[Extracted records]
******************************

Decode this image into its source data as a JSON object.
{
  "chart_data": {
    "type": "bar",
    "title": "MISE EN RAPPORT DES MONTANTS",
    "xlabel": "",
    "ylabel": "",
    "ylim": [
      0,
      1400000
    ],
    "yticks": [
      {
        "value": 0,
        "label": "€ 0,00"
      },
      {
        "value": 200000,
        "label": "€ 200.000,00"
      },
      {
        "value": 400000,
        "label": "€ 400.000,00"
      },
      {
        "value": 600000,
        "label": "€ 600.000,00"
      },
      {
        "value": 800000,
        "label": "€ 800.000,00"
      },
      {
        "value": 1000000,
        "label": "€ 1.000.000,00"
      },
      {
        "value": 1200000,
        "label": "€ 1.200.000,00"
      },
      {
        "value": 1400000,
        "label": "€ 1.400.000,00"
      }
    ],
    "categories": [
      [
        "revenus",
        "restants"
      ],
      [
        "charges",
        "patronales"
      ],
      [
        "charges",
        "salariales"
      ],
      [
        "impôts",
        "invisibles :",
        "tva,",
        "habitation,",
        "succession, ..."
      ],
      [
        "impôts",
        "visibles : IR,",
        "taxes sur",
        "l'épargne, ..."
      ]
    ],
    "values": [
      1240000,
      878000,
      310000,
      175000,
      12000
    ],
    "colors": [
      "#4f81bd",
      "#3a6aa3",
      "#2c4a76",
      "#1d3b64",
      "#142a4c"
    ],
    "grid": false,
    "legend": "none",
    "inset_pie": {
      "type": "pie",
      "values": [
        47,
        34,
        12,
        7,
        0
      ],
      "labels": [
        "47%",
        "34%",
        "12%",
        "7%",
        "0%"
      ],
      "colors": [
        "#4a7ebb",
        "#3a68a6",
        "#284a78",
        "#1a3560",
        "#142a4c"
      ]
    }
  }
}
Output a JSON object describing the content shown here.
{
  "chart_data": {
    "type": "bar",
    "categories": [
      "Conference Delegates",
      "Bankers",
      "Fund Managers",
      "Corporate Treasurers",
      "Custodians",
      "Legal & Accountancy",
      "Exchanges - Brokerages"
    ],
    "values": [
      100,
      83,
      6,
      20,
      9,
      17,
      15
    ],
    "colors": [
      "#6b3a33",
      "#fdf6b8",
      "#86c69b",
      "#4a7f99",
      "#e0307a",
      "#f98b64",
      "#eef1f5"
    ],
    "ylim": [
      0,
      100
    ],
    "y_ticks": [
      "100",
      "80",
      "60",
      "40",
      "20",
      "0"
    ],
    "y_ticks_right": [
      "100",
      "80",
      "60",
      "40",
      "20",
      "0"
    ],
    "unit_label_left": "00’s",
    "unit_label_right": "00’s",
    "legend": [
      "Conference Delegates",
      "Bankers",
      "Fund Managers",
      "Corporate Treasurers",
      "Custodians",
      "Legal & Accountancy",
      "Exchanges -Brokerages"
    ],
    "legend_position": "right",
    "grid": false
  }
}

******************************

▶ WRITTEN PROBLEM: Extract, word for word, each line of the listing above.

▶ FULL RESPONSE:
Decode this image into its source data as a JSON object.
{
  "chart_data": {
    "type": "bar",
    "title": "MISE EN RAPPORT DES MONTANTS",
    "xlabel": "",
    "ylabel": "",
    "ylim": [
      0,
      1400000
    ],
    "yticks": [
      {
        "value": 0,
        "label": "€ 0,00"
      },
      {
        "value": 200000,
        "label": "€ 200.000,00"
      },
      {
        "value": 400000,
        "label": "€ 400.000,00"
      },
      {
        "value": 600000,
        "label": "€ 600.000,00"
      },
      {
        "value": 800000,
        "label": "€ 800.000,00"
      },
      {
        "value": 1000000,
        "label": "€ 1.000.000,00"
      },
      {
        "value": 1200000,
        "label": "€ 1.200.000,00"
      },
      {
        "value": 1400000,
        "label": "€ 1.400.000,00"
      }
    ],
    "categories": [
      [
        "revenus",
        "restants"
      ],
      [
        "charges",
        "patronales"
      ],
      [
        "charges",
        "salariales"
      ],
      [
        "impôts",
        "invisibles :",
        "tva,",
        "habitation,",
        "succession, ..."
      ],
      [
        "impôts",
        "visibles : IR,",
        "taxes sur",
        "l'épargne, ..."
      ]
    ],
    "values": [
      1240000,
      878000,
      310000,
      175000,
      12000
    ],
    "colors": [
      "#4f81bd",
      "#3a6aa3",
      "#2c4a76",
      "#1d3b64",
      "#142a4c"
    ],
    "grid": false,
    "legend": "none",
    "inset_pie": {
      "type": "pie",
      "values": [
        47,
        34,
        12,
        7,
        0
      ],
      "labels": [
        "47%",
        "34%",
        "12%",
        "7%",
        "0%"
      ],
      "colors": [
        "#4a7ebb",
        "#3a68a6",
        "#284a78",
        "#1a3560",
        "#142a4c"
      ]
    }
  }
}
Output a JSON object describing the content shown here.
{
  "chart_data": {
    "type": "bar",
    "categories": [
      "Conference Delegates",
      "Bankers",
      "Fund Managers",
      "Corporate Treasurers",
      "Custodians",
      "Legal & Accountancy",
      "Exchanges - Brokerages"
    ],
    "values": [
      100,
      83,
      6,
      20,
      9,
      17,
      15
    ],
    "colors": [
      "#6b3a33",
      "#fdf6b8",
      "#86c69b",
      "#4a7f99",
      "#e0307a",
      "#f98b64",
      "#eef1f5"
    ],
    "ylim": [
      0,
      100
    ],
    "y_ticks": [
      "100",
      "80",
      "60",
      "40",
      "20",
      "0"
    ],
    "y_ticks_right": [
      "100",
      "80",
      "60",
      "40",
      "20",
      "0"
    ],
    "unit_label_left": "00’s",
    "unit_label_right": "00’s",
    "legend": [
      "Conference Delegates",
      "Bankers",
      "Fund Managers",
      "Corporate Treasurers",
      "Custodians",
      "Legal & Accountancy",
      "Exchanges -Brokerages"
    ],
    "legend_position": "right",
    "grid": false
  }
}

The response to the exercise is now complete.